==== Given entries

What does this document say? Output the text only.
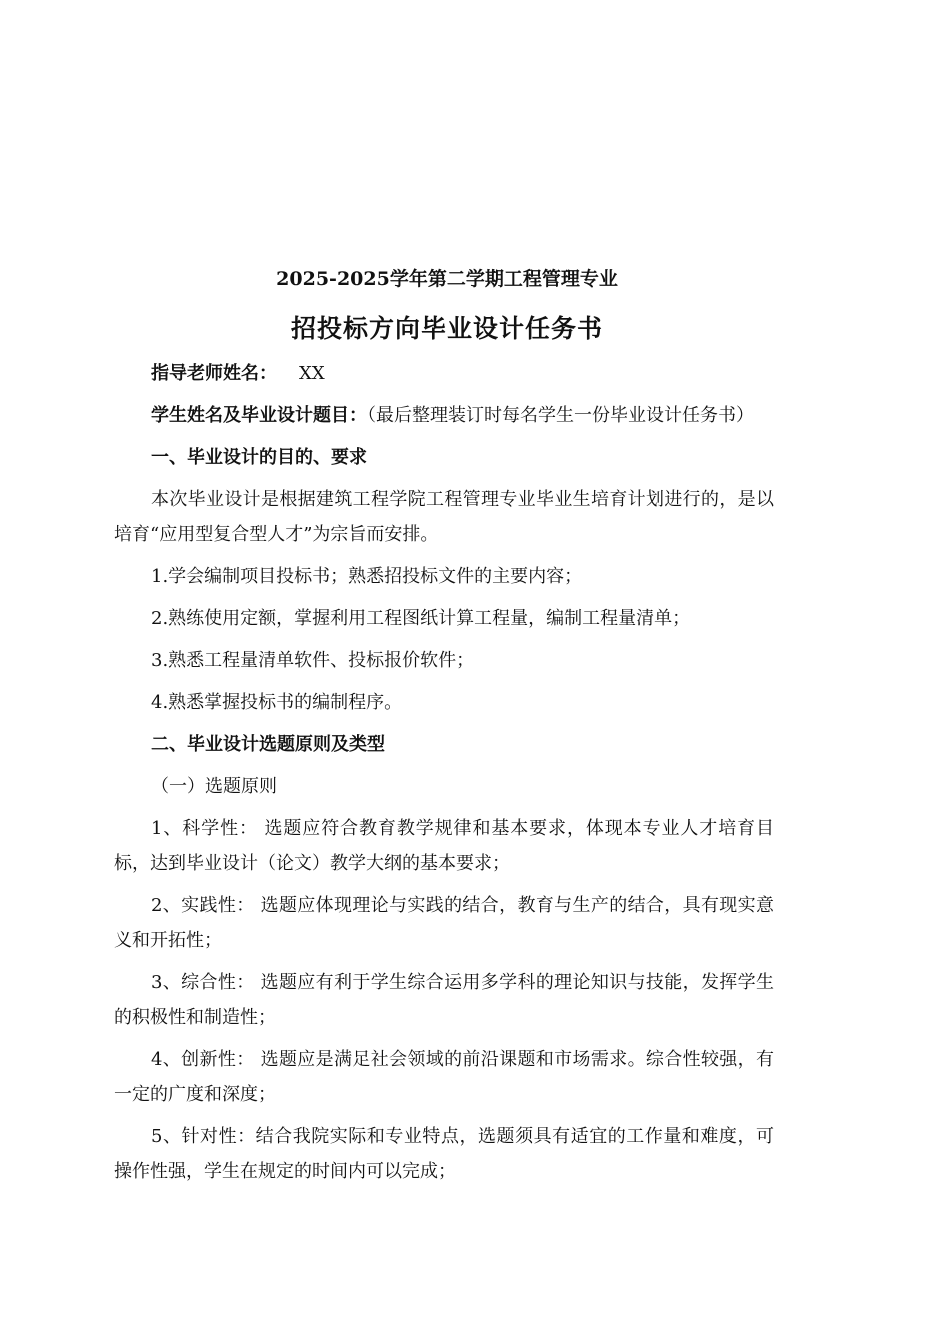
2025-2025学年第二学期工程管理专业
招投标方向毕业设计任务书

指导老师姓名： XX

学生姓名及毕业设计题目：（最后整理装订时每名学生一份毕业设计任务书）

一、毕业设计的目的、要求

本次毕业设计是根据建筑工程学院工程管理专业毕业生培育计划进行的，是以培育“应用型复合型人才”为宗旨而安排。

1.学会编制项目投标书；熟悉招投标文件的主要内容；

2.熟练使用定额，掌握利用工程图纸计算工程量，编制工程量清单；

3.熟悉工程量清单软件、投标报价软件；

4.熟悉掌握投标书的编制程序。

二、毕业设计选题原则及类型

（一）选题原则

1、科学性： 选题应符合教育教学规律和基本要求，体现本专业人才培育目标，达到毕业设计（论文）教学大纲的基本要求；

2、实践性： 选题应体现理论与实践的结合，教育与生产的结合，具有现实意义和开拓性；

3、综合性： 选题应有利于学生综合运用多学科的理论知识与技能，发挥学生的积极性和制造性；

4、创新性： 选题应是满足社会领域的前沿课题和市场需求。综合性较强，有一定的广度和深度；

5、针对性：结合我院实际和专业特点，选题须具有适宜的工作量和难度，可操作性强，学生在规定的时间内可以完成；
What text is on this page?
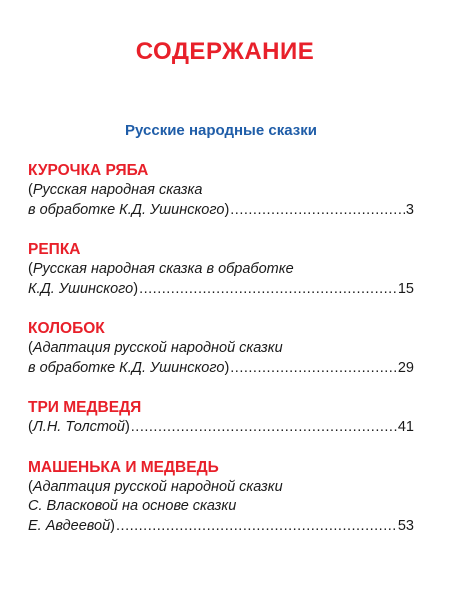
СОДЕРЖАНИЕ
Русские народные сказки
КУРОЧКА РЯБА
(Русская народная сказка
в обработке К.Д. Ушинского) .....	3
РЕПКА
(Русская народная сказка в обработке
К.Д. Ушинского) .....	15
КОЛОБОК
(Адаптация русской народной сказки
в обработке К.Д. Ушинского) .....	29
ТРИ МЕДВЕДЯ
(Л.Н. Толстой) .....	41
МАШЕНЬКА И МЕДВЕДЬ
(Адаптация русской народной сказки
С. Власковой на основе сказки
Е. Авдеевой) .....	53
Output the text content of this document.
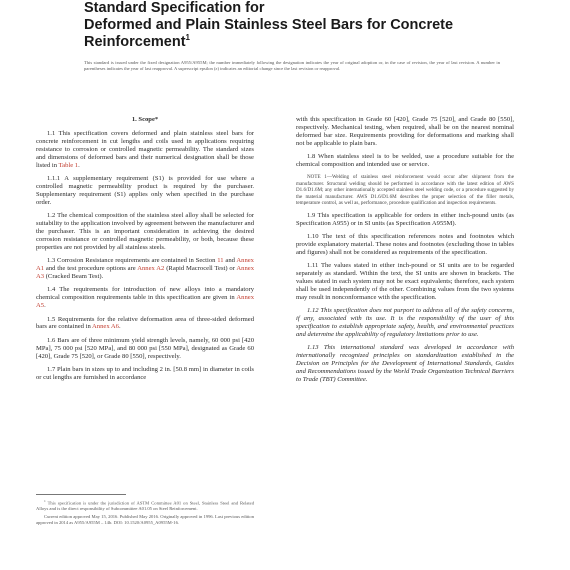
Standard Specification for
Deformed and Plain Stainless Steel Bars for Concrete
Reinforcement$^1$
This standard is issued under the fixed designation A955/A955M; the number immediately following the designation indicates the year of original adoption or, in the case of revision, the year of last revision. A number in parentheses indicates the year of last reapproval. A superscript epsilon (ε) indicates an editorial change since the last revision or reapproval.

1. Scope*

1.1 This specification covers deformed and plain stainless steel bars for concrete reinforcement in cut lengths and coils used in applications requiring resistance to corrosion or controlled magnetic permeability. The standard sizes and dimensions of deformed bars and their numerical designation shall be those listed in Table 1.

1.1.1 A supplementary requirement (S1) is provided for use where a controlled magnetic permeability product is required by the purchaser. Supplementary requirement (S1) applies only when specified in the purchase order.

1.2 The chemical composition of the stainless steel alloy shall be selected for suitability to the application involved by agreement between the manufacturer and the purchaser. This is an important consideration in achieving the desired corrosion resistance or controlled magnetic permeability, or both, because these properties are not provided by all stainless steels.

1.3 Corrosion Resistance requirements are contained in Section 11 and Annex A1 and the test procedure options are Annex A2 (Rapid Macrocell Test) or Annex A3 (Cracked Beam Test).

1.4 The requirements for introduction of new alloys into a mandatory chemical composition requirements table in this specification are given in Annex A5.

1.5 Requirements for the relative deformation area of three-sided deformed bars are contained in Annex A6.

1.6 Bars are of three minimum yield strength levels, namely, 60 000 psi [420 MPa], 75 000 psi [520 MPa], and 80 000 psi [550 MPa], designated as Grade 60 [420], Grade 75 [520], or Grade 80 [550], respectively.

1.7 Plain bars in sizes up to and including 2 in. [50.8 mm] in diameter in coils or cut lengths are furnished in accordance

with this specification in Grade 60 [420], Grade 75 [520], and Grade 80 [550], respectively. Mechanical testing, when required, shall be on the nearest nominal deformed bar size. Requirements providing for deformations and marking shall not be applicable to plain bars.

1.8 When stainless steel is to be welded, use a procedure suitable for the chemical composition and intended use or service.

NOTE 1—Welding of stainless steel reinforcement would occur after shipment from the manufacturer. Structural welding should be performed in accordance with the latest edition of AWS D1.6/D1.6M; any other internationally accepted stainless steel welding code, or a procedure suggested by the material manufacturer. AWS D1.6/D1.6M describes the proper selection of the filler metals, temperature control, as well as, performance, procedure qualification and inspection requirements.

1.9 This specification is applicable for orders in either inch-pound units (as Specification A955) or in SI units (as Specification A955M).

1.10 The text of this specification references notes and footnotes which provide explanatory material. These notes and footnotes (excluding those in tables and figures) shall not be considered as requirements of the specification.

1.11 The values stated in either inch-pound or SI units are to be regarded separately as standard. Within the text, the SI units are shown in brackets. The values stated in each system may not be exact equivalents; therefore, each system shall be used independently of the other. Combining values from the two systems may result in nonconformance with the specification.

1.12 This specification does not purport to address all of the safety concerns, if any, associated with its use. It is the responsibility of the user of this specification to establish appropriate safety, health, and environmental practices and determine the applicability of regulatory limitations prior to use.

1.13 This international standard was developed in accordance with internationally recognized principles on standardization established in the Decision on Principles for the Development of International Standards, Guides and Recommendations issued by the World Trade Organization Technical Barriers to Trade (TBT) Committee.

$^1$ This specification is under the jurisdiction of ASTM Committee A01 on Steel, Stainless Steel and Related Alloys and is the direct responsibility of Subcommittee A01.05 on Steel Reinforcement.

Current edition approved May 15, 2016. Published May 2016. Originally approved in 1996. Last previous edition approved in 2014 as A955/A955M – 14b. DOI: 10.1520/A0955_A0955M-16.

========

→ **Aim of the task**
Quote the data above in full, leaving out the pictures it holds.

→ **Answer to this exercise**
What does this document say? Output the text only.
2025-2025学年第二学期工程管理专业
招投标方向毕业设计任务书

指导老师姓名： XX

学生姓名及毕业设计题目：（最后整理装订时每名学生一份毕业设计任务书）

一、毕业设计的目的、要求

本次毕业设计是根据建筑工程学院工程管理专业毕业生培育计划进行的，是以培育“应用型复合型人才”为宗旨而安排。

1.学会编制项目投标书；熟悉招投标文件的主要内容；

2.熟练使用定额，掌握利用工程图纸计算工程量，编制工程量清单；

3.熟悉工程量清单软件、投标报价软件；

4.熟悉掌握投标书的编制程序。

二、毕业设计选题原则及类型

（一）选题原则

1、科学性： 选题应符合教育教学规律和基本要求，体现本专业人才培育目标，达到毕业设计（论文）教学大纲的基本要求；

2、实践性： 选题应体现理论与实践的结合，教育与生产的结合，具有现实意义和开拓性；

3、综合性： 选题应有利于学生综合运用多学科的理论知识与技能，发挥学生的积极性和制造性；

4、创新性： 选题应是满足社会领域的前沿课题和市场需求。综合性较强，有一定的广度和深度；

5、针对性：结合我院实际和专业特点，选题须具有适宜的工作量和难度，可操作性强，学生在规定的时间内可以完成；
What text is on this page?
СОДЕРЖАНИЕ
Русские народные сказки
КУРОЧКА РЯБА
(Русская народная сказка
в обработке К.Д. Ушинского) .....	3
РЕПКА
(Русская народная сказка в обработке
К.Д. Ушинского) .....	15
КОЛОБОК
(Адаптация русской народной сказки
в обработке К.Д. Ушинского) .....	29
ТРИ МЕДВЕДЯ
(Л.Н. Толстой) .....	41
МАШЕНЬКА И МЕДВЕДЬ
(Адаптация русской народной сказки
С. Власковой на основе сказки
Е. Авдеевой) .....	53
Output the text content of this document.
Standard Specification for
Deformed and Plain Stainless Steel Bars for Concrete
Reinforcement$^1$
This standard is issued under the fixed designation A955/A955M; the number immediately following the designation indicates the year of original adoption or, in the case of revision, the year of last revision. A number in parentheses indicates the year of last reapproval. A superscript epsilon (ε) indicates an editorial change since the last revision or reapproval.

1. Scope*

1.1 This specification covers deformed and plain stainless steel bars for concrete reinforcement in cut lengths and coils used in applications requiring resistance to corrosion or controlled magnetic permeability. The standard sizes and dimensions of deformed bars and their numerical designation shall be those listed in Table 1.

1.1.1 A supplementary requirement (S1) is provided for use where a controlled magnetic permeability product is required by the purchaser. Supplementary requirement (S1) applies only when specified in the purchase order.

1.2 The chemical composition of the stainless steel alloy shall be selected for suitability to the application involved by agreement between the manufacturer and the purchaser. This is an important consideration in achieving the desired corrosion resistance or controlled magnetic permeability, or both, because these properties are not provided by all stainless steels.

1.3 Corrosion Resistance requirements are contained in Section 11 and Annex A1 and the test procedure options are Annex A2 (Rapid Macrocell Test) or Annex A3 (Cracked Beam Test).

1.4 The requirements for introduction of new alloys into a mandatory chemical composition requirements table in this specification are given in Annex A5.

1.5 Requirements for the relative deformation area of three-sided deformed bars are contained in Annex A6.

1.6 Bars are of three minimum yield strength levels, namely, 60 000 psi [420 MPa], 75 000 psi [520 MPa], and 80 000 psi [550 MPa], designated as Grade 60 [420], Grade 75 [520], or Grade 80 [550], respectively.

1.7 Plain bars in sizes up to and including 2 in. [50.8 mm] in diameter in coils or cut lengths are furnished in accordance

with this specification in Grade 60 [420], Grade 75 [520], and Grade 80 [550], respectively. Mechanical testing, when required, shall be on the nearest nominal deformed bar size. Requirements providing for deformations and marking shall not be applicable to plain bars.

1.8 When stainless steel is to be welded, use a procedure suitable for the chemical composition and intended use or service.

NOTE 1—Welding of stainless steel reinforcement would occur after shipment from the manufacturer. Structural welding should be performed in accordance with the latest edition of AWS D1.6/D1.6M; any other internationally accepted stainless steel welding code, or a procedure suggested by the material manufacturer. AWS D1.6/D1.6M describes the proper selection of the filler metals, temperature control, as well as, performance, procedure qualification and inspection requirements.

1.9 This specification is applicable for orders in either inch-pound units (as Specification A955) or in SI units (as Specification A955M).

1.10 The text of this specification references notes and footnotes which provide explanatory material. These notes and footnotes (excluding those in tables and figures) shall not be considered as requirements of the specification.

1.11 The values stated in either inch-pound or SI units are to be regarded separately as standard. Within the text, the SI units are shown in brackets. The values stated in each system may not be exact equivalents; therefore, each system shall be used independently of the other. Combining values from the two systems may result in nonconformance with the specification.

1.12 This specification does not purport to address all of the safety concerns, if any, associated with its use. It is the responsibility of the user of this specification to establish appropriate safety, health, and environmental practices and determine the applicability of regulatory limitations prior to use.

1.13 This international standard was developed in accordance with internationally recognized principles on standardization established in the Decision on Principles for the Development of International Standards, Guides and Recommendations issued by the World Trade Organization Technical Barriers to Trade (TBT) Committee.

$^1$ This specification is under the jurisdiction of ASTM Committee A01 on Steel, Stainless Steel and Related Alloys and is the direct responsibility of Subcommittee A01.05 on Steel Reinforcement.

Current edition approved May 15, 2016. Published May 2016. Originally approved in 1996. Last previous edition approved in 2014 as A955/A955M – 14b. DOI: 10.1520/A0955_A0955M-16.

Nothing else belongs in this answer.